What follows is a listing to be transcribed exactly.

— start of Dataset records —

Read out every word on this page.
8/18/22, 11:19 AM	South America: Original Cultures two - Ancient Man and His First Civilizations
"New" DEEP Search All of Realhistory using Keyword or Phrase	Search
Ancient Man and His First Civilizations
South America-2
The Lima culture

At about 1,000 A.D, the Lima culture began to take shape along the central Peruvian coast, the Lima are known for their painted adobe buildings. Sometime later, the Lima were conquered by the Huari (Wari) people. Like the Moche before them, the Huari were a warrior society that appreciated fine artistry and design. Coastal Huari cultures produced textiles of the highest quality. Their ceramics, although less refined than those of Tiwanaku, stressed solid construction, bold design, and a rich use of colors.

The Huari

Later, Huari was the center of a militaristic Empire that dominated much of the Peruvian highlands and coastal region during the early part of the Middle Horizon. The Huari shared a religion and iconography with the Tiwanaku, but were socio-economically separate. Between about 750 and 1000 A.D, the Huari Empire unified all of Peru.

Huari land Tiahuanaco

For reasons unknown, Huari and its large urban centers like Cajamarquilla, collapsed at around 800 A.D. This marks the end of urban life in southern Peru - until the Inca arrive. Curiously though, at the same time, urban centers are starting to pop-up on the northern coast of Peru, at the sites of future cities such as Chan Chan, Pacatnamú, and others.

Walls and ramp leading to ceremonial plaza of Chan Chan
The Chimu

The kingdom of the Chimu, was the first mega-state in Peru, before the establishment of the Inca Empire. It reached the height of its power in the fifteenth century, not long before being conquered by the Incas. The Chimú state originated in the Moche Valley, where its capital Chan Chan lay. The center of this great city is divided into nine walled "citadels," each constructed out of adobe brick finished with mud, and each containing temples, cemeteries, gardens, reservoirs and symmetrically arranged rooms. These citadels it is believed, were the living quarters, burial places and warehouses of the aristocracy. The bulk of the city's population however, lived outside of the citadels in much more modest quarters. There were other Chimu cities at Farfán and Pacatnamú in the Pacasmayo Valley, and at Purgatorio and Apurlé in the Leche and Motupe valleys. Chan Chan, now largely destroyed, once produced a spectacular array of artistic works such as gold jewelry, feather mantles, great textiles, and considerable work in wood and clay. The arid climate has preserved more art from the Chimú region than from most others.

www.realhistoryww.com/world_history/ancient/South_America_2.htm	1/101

— end of Dataset records —

▸ Correct answer
Read out every word on this page.
8/18/22, 11:19 AM	South America: Original Cultures two - Ancient Man and His First Civilizations
"New" DEEP Search All of Realhistory using Keyword or Phrase	Search
Ancient Man and His First Civilizations
South America-2
The Lima culture

At about 1,000 A.D, the Lima culture began to take shape along the central Peruvian coast, the Lima are known for their painted adobe buildings. Sometime later, the Lima were conquered by the Huari (Wari) people. Like the Moche before them, the Huari were a warrior society that appreciated fine artistry and design. Coastal Huari cultures produced textiles of the highest quality. Their ceramics, although less refined than those of Tiwanaku, stressed solid construction, bold design, and a rich use of colors.

The Huari

Later, Huari was the center of a militaristic Empire that dominated much of the Peruvian highlands and coastal region during the early part of the Middle Horizon. The Huari shared a religion and iconography with the Tiwanaku, but were socio-economically separate. Between about 750 and 1000 A.D, the Huari Empire unified all of Peru.

Huari land Tiahuanaco

For reasons unknown, Huari and its large urban centers like Cajamarquilla, collapsed at around 800 A.D. This marks the end of urban life in southern Peru - until the Inca arrive. Curiously though, at the same time, urban centers are starting to pop-up on the northern coast of Peru, at the sites of future cities such as Chan Chan, Pacatnamú, and others.

Walls and ramp leading to ceremonial plaza of Chan Chan
The Chimu

The kingdom of the Chimu, was the first mega-state in Peru, before the establishment of the Inca Empire. It reached the height of its power in the fifteenth century, not long before being conquered by the Incas. The Chimú state originated in the Moche Valley, where its capital Chan Chan lay. The center of this great city is divided into nine walled "citadels," each constructed out of adobe brick finished with mud, and each containing temples, cemeteries, gardens, reservoirs and symmetrically arranged rooms. These citadels it is believed, were the living quarters, burial places and warehouses of the aristocracy. The bulk of the city's population however, lived outside of the citadels in much more modest quarters. There were other Chimu cities at Farfán and Pacatnamú in the Pacasmayo Valley, and at Purgatorio and Apurlé in the Leche and Motupe valleys. Chan Chan, now largely destroyed, once produced a spectacular array of artistic works such as gold jewelry, feather mantles, great textiles, and considerable work in wood and clay. The arid climate has preserved more art from the Chimú region than from most others.

www.realhistoryww.com/world_history/ancient/South_America_2.htm	1/101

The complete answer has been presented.